= Task to carry out =
Give every line of the material again, exactly as written.

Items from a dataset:
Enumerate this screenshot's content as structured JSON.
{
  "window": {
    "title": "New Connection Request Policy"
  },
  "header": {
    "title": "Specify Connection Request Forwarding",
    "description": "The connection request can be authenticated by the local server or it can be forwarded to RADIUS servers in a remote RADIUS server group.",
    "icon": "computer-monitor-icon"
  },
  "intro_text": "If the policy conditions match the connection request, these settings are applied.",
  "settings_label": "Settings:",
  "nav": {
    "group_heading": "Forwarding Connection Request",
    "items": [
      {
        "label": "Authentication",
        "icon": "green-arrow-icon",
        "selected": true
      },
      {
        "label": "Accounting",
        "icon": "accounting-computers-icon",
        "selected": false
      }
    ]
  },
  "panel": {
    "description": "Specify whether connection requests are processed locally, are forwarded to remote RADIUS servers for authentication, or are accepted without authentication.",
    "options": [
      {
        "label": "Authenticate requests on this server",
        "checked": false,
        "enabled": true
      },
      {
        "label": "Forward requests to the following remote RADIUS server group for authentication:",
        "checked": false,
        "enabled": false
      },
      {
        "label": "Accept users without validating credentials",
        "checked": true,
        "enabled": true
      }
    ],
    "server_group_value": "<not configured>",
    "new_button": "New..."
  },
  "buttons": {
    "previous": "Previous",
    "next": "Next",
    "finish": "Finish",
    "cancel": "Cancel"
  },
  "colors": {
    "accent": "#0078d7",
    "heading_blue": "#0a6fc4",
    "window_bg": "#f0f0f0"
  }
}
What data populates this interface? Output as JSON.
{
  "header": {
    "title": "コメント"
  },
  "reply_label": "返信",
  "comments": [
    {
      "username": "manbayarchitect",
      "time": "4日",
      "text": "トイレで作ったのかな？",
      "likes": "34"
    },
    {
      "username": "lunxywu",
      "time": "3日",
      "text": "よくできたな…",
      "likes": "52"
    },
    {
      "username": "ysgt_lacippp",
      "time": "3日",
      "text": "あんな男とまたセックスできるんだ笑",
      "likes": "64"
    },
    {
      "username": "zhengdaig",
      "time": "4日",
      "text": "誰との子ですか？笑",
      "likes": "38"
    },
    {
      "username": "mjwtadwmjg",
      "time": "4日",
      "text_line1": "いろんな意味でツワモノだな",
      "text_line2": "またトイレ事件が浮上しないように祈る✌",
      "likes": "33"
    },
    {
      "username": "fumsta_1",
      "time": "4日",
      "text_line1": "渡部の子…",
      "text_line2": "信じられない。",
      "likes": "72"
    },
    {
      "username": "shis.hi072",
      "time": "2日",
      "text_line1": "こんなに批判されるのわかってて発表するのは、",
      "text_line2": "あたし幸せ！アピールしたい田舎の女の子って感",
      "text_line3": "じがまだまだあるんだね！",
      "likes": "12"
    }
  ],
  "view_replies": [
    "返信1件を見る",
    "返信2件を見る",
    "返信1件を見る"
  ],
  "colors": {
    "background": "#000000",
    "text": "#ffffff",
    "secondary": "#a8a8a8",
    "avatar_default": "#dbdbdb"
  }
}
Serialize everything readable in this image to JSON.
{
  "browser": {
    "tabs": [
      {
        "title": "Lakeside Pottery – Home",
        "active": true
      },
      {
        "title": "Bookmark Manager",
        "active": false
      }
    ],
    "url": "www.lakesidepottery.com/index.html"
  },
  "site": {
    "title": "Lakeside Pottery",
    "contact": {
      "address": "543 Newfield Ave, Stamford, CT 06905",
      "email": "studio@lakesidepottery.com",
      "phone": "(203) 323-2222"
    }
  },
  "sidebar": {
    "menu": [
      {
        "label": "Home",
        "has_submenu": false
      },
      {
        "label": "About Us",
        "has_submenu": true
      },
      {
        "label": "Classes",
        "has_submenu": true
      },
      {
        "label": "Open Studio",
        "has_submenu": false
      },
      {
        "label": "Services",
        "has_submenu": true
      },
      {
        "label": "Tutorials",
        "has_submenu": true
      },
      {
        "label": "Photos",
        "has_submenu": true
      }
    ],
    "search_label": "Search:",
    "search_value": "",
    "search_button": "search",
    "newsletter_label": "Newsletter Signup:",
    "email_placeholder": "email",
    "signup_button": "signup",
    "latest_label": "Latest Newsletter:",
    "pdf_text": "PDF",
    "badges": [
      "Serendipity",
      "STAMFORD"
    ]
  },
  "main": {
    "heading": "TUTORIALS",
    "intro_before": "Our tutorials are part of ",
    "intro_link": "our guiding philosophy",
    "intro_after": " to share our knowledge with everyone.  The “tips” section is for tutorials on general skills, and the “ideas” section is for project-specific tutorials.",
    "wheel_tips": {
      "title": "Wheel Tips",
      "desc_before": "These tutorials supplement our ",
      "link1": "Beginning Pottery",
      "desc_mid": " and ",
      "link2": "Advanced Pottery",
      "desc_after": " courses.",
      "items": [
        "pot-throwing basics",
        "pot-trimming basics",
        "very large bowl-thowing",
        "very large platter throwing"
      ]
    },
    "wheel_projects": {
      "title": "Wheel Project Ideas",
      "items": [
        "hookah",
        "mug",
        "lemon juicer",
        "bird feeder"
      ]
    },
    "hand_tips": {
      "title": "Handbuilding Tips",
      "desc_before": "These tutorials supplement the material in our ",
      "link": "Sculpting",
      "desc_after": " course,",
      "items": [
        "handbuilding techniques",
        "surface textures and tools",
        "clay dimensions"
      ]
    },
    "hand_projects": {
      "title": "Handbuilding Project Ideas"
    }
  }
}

= Solution to the exercise =
Enumerate this screenshot's content as structured JSON.
{
  "window": {
    "title": "New Connection Request Policy"
  },
  "header": {
    "title": "Specify Connection Request Forwarding",
    "description": "The connection request can be authenticated by the local server or it can be forwarded to RADIUS servers in a remote RADIUS server group.",
    "icon": "computer-monitor-icon"
  },
  "intro_text": "If the policy conditions match the connection request, these settings are applied.",
  "settings_label": "Settings:",
  "nav": {
    "group_heading": "Forwarding Connection Request",
    "items": [
      {
        "label": "Authentication",
        "icon": "green-arrow-icon",
        "selected": true
      },
      {
        "label": "Accounting",
        "icon": "accounting-computers-icon",
        "selected": false
      }
    ]
  },
  "panel": {
    "description": "Specify whether connection requests are processed locally, are forwarded to remote RADIUS servers for authentication, or are accepted without authentication.",
    "options": [
      {
        "label": "Authenticate requests on this server",
        "checked": false,
        "enabled": true
      },
      {
        "label": "Forward requests to the following remote RADIUS server group for authentication:",
        "checked": false,
        "enabled": false
      },
      {
        "label": "Accept users without validating credentials",
        "checked": true,
        "enabled": true
      }
    ],
    "server_group_value": "<not configured>",
    "new_button": "New..."
  },
  "buttons": {
    "previous": "Previous",
    "next": "Next",
    "finish": "Finish",
    "cancel": "Cancel"
  },
  "colors": {
    "accent": "#0078d7",
    "heading_blue": "#0a6fc4",
    "window_bg": "#f0f0f0"
  }
}
What data populates this interface? Output as JSON.
{
  "header": {
    "title": "コメント"
  },
  "reply_label": "返信",
  "comments": [
    {
      "username": "manbayarchitect",
      "time": "4日",
      "text": "トイレで作ったのかな？",
      "likes": "34"
    },
    {
      "username": "lunxywu",
      "time": "3日",
      "text": "よくできたな…",
      "likes": "52"
    },
    {
      "username": "ysgt_lacippp",
      "time": "3日",
      "text": "あんな男とまたセックスできるんだ笑",
      "likes": "64"
    },
    {
      "username": "zhengdaig",
      "time": "4日",
      "text": "誰との子ですか？笑",
      "likes": "38"
    },
    {
      "username": "mjwtadwmjg",
      "time": "4日",
      "text_line1": "いろんな意味でツワモノだな",
      "text_line2": "またトイレ事件が浮上しないように祈る✌",
      "likes": "33"
    },
    {
      "username": "fumsta_1",
      "time": "4日",
      "text_line1": "渡部の子…",
      "text_line2": "信じられない。",
      "likes": "72"
    },
    {
      "username": "shis.hi072",
      "time": "2日",
      "text_line1": "こんなに批判されるのわかってて発表するのは、",
      "text_line2": "あたし幸せ！アピールしたい田舎の女の子って感",
      "text_line3": "じがまだまだあるんだね！",
      "likes": "12"
    }
  ],
  "view_replies": [
    "返信1件を見る",
    "返信2件を見る",
    "返信1件を見る"
  ],
  "colors": {
    "background": "#000000",
    "text": "#ffffff",
    "secondary": "#a8a8a8",
    "avatar_default": "#dbdbdb"
  }
}
Serialize everything readable in this image to JSON.
{
  "browser": {
    "tabs": [
      {
        "title": "Lakeside Pottery – Home",
        "active": true
      },
      {
        "title": "Bookmark Manager",
        "active": false
      }
    ],
    "url": "www.lakesidepottery.com/index.html"
  },
  "site": {
    "title": "Lakeside Pottery",
    "contact": {
      "address": "543 Newfield Ave, Stamford, CT 06905",
      "email": "studio@lakesidepottery.com",
      "phone": "(203) 323-2222"
    }
  },
  "sidebar": {
    "menu": [
      {
        "label": "Home",
        "has_submenu": false
      },
      {
        "label": "About Us",
        "has_submenu": true
      },
      {
        "label": "Classes",
        "has_submenu": true
      },
      {
        "label": "Open Studio",
        "has_submenu": false
      },
      {
        "label": "Services",
        "has_submenu": true
      },
      {
        "label": "Tutorials",
        "has_submenu": true
      },
      {
        "label": "Photos",
        "has_submenu": true
      }
    ],
    "search_label": "Search:",
    "search_value": "",
    "search_button": "search",
    "newsletter_label": "Newsletter Signup:",
    "email_placeholder": "email",
    "signup_button": "signup",
    "latest_label": "Latest Newsletter:",
    "pdf_text": "PDF",
    "badges": [
      "Serendipity",
      "STAMFORD"
    ]
  },
  "main": {
    "heading": "TUTORIALS",
    "intro_before": "Our tutorials are part of ",
    "intro_link": "our guiding philosophy",
    "intro_after": " to share our knowledge with everyone.  The “tips” section is for tutorials on general skills, and the “ideas” section is for project-specific tutorials.",
    "wheel_tips": {
      "title": "Wheel Tips",
      "desc_before": "These tutorials supplement our ",
      "link1": "Beginning Pottery",
      "desc_mid": " and ",
      "link2": "Advanced Pottery",
      "desc_after": " courses.",
      "items": [
        "pot-throwing basics",
        "pot-trimming basics",
        "very large bowl-thowing",
        "very large platter throwing"
      ]
    },
    "wheel_projects": {
      "title": "Wheel Project Ideas",
      "items": [
        "hookah",
        "mug",
        "lemon juicer",
        "bird feeder"
      ]
    },
    "hand_tips": {
      "title": "Handbuilding Tips",
      "desc_before": "These tutorials supplement the material in our ",
      "link": "Sculpting",
      "desc_after": " course,",
      "items": [
        "handbuilding techniques",
        "surface textures and tools",
        "clay dimensions"
      ]
    },
    "hand_projects": {
      "title": "Handbuilding Project Ideas"
    }
  }
}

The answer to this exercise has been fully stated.